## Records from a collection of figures
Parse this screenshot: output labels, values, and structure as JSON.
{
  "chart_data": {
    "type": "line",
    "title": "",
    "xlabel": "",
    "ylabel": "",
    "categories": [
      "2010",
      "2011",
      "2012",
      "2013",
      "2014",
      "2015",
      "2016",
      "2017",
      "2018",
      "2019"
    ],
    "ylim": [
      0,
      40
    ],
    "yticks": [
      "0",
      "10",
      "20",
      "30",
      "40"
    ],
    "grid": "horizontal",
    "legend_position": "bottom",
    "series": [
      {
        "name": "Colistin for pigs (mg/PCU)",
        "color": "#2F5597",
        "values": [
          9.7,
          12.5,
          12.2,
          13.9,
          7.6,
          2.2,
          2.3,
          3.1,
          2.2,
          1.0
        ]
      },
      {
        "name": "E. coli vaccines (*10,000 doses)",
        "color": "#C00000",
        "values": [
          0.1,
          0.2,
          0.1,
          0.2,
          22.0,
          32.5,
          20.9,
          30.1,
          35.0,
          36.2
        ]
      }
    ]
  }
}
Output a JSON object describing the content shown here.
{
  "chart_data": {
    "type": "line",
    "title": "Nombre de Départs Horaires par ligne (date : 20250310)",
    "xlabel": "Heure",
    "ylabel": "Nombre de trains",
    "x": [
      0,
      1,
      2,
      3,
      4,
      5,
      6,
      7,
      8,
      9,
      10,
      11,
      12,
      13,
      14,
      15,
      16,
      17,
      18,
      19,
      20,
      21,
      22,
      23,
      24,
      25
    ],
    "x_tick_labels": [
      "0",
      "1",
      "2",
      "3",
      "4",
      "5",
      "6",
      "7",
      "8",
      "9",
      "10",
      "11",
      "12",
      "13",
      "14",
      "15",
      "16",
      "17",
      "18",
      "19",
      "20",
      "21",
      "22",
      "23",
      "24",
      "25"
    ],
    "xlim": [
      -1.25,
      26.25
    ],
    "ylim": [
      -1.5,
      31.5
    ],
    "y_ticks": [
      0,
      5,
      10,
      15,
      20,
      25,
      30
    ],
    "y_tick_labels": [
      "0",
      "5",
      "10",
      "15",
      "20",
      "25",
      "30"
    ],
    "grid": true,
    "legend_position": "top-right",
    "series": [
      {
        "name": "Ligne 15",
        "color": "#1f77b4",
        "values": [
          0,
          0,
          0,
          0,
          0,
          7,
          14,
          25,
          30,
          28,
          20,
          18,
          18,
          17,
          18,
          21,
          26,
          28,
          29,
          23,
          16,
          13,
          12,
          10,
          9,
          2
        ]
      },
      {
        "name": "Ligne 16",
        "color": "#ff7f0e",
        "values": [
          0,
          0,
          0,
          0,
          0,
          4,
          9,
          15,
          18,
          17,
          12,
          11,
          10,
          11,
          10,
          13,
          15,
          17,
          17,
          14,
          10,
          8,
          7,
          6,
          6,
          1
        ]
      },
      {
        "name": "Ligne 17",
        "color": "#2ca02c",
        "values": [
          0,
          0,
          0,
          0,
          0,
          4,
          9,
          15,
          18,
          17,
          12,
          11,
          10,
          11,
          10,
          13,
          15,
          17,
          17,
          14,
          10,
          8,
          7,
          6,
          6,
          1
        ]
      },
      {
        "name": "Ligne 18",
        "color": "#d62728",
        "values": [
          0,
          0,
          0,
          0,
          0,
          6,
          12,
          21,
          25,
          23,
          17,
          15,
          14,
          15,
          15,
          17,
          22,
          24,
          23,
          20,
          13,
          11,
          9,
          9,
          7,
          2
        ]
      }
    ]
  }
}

## Short task
Repeat every record, exactly as written.

## Answer to the problem
Parse this screenshot: output labels, values, and structure as JSON.
{
  "chart_data": {
    "type": "line",
    "title": "",
    "xlabel": "",
    "ylabel": "",
    "categories": [
      "2010",
      "2011",
      "2012",
      "2013",
      "2014",
      "2015",
      "2016",
      "2017",
      "2018",
      "2019"
    ],
    "ylim": [
      0,
      40
    ],
    "yticks": [
      "0",
      "10",
      "20",
      "30",
      "40"
    ],
    "grid": "horizontal",
    "legend_position": "bottom",
    "series": [
      {
        "name": "Colistin for pigs (mg/PCU)",
        "color": "#2F5597",
        "values": [
          9.7,
          12.5,
          12.2,
          13.9,
          7.6,
          2.2,
          2.3,
          3.1,
          2.2,
          1.0
        ]
      },
      {
        "name": "E. coli vaccines (*10,000 doses)",
        "color": "#C00000",
        "values": [
          0.1,
          0.2,
          0.1,
          0.2,
          22.0,
          32.5,
          20.9,
          30.1,
          35.0,
          36.2
        ]
      }
    ]
  }
}
Output a JSON object describing the content shown here.
{
  "chart_data": {
    "type": "line",
    "title": "Nombre de Départs Horaires par ligne (date : 20250310)",
    "xlabel": "Heure",
    "ylabel": "Nombre de trains",
    "x": [
      0,
      1,
      2,
      3,
      4,
      5,
      6,
      7,
      8,
      9,
      10,
      11,
      12,
      13,
      14,
      15,
      16,
      17,
      18,
      19,
      20,
      21,
      22,
      23,
      24,
      25
    ],
    "x_tick_labels": [
      "0",
      "1",
      "2",
      "3",
      "4",
      "5",
      "6",
      "7",
      "8",
      "9",
      "10",
      "11",
      "12",
      "13",
      "14",
      "15",
      "16",
      "17",
      "18",
      "19",
      "20",
      "21",
      "22",
      "23",
      "24",
      "25"
    ],
    "xlim": [
      -1.25,
      26.25
    ],
    "ylim": [
      -1.5,
      31.5
    ],
    "y_ticks": [
      0,
      5,
      10,
      15,
      20,
      25,
      30
    ],
    "y_tick_labels": [
      "0",
      "5",
      "10",
      "15",
      "20",
      "25",
      "30"
    ],
    "grid": true,
    "legend_position": "top-right",
    "series": [
      {
        "name": "Ligne 15",
        "color": "#1f77b4",
        "values": [
          0,
          0,
          0,
          0,
          0,
          7,
          14,
          25,
          30,
          28,
          20,
          18,
          18,
          17,
          18,
          21,
          26,
          28,
          29,
          23,
          16,
          13,
          12,
          10,
          9,
          2
        ]
      },
      {
        "name": "Ligne 16",
        "color": "#ff7f0e",
        "values": [
          0,
          0,
          0,
          0,
          0,
          4,
          9,
          15,
          18,
          17,
          12,
          11,
          10,
          11,
          10,
          13,
          15,
          17,
          17,
          14,
          10,
          8,
          7,
          6,
          6,
          1
        ]
      },
      {
        "name": "Ligne 17",
        "color": "#2ca02c",
        "values": [
          0,
          0,
          0,
          0,
          0,
          4,
          9,
          15,
          18,
          17,
          12,
          11,
          10,
          11,
          10,
          13,
          15,
          17,
          17,
          14,
          10,
          8,
          7,
          6,
          6,
          1
        ]
      },
      {
        "name": "Ligne 18",
        "color": "#d62728",
        "values": [
          0,
          0,
          0,
          0,
          0,
          6,
          12,
          21,
          25,
          23,
          17,
          15,
          14,
          15,
          15,
          17,
          22,
          24,
          23,
          20,
          13,
          11,
          9,
          9,
          7,
          2
        ]
      }
    ]
  }
}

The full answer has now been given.